*Data shown:*

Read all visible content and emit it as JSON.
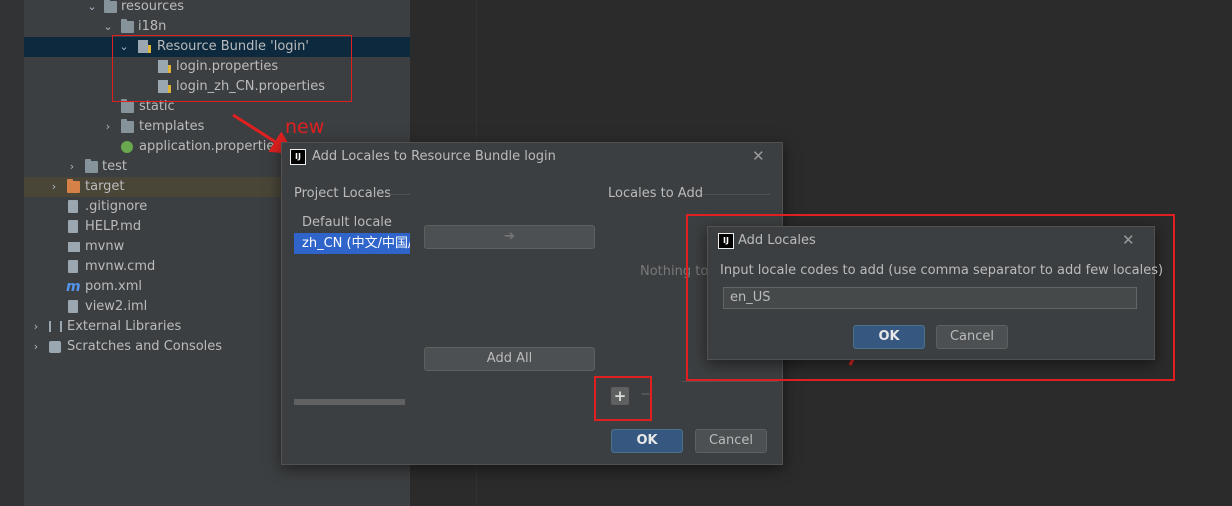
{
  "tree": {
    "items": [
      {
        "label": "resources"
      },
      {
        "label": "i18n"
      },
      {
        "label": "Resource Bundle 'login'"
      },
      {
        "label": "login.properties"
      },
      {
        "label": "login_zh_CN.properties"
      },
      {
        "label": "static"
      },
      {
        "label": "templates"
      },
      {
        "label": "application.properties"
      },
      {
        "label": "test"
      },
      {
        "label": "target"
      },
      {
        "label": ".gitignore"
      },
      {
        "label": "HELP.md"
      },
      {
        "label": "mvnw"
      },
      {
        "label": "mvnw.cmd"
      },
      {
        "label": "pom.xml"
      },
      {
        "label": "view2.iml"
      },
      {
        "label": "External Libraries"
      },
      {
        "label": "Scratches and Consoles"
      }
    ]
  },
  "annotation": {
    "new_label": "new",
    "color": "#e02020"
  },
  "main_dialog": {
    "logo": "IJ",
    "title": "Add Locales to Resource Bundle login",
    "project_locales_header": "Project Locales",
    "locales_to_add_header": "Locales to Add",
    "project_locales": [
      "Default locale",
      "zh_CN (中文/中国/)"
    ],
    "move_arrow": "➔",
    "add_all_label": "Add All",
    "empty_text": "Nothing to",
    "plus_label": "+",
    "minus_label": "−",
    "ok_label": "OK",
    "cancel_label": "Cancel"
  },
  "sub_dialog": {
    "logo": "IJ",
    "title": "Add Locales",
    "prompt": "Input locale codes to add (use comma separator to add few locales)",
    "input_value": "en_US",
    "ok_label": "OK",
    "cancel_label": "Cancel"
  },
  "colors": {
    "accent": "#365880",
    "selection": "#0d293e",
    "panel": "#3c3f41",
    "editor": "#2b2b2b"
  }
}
--
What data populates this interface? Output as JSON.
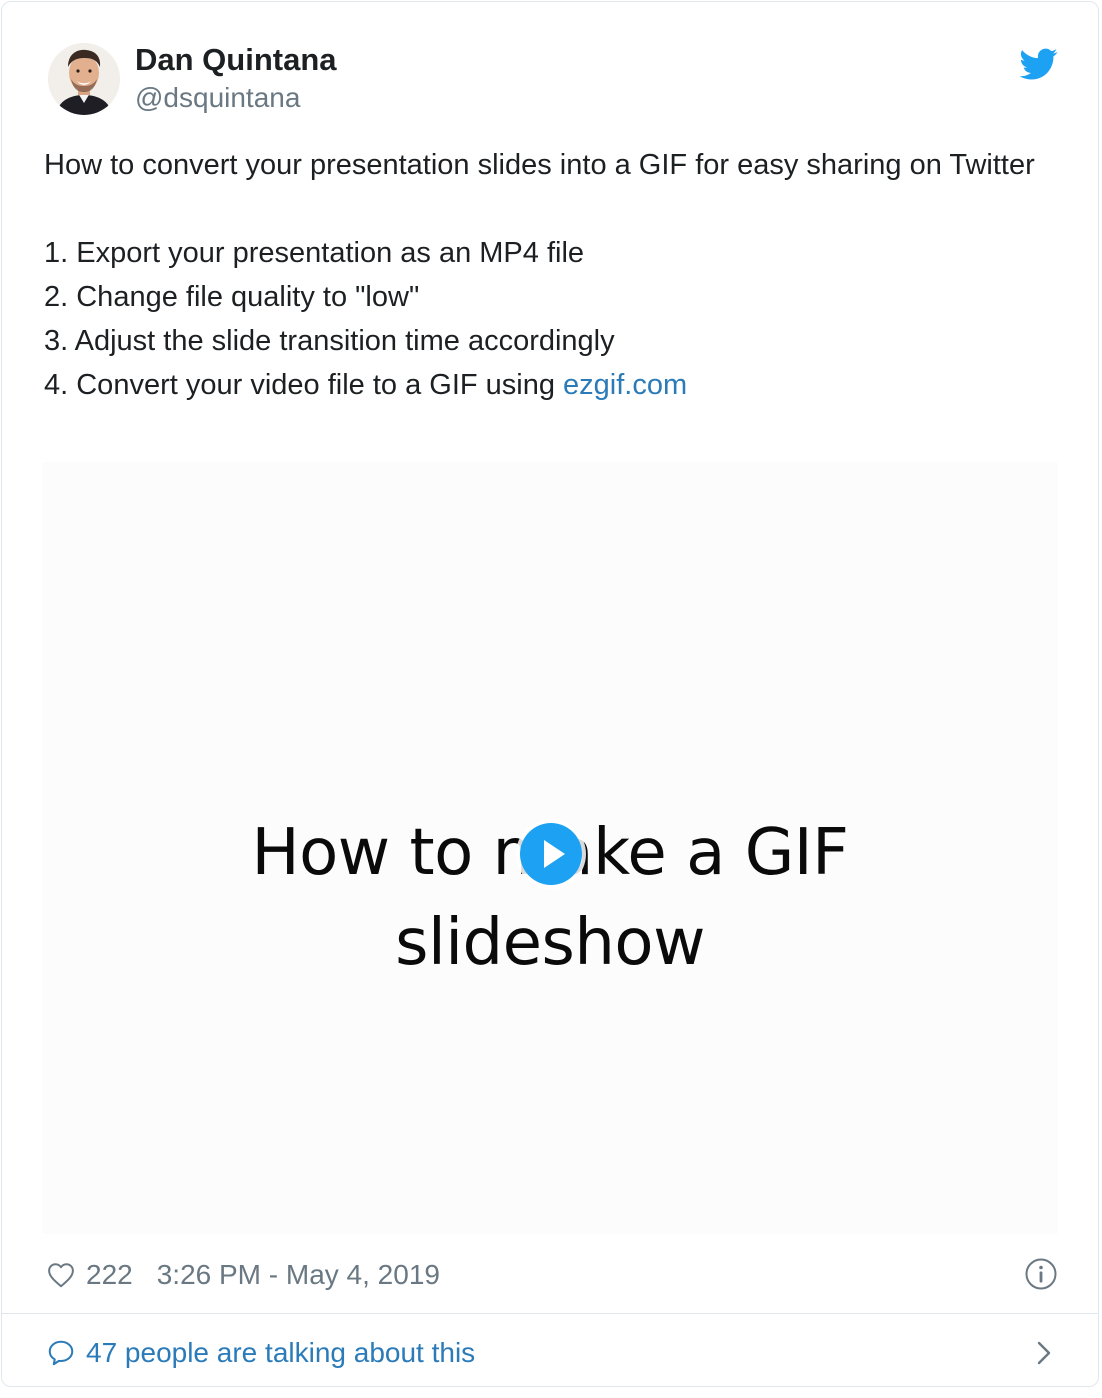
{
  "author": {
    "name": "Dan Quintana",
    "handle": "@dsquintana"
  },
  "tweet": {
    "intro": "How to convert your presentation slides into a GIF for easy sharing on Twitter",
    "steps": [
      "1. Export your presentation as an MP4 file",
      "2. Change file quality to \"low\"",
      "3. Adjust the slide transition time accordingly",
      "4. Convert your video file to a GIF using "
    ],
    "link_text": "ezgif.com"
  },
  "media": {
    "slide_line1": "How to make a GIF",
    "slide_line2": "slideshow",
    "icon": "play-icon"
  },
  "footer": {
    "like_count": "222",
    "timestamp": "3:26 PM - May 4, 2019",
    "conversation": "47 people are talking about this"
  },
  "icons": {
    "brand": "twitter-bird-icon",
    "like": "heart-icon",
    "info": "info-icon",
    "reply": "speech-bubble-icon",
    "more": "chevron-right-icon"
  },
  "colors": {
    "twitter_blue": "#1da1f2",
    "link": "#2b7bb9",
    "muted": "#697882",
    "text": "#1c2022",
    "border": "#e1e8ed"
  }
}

*Task instructions:* Filter the data, keeping only the lines that contain "JSON".

*Response to the task:*
Read all visible content and emit it as JSON.
What data populates this interface? Output as JSON.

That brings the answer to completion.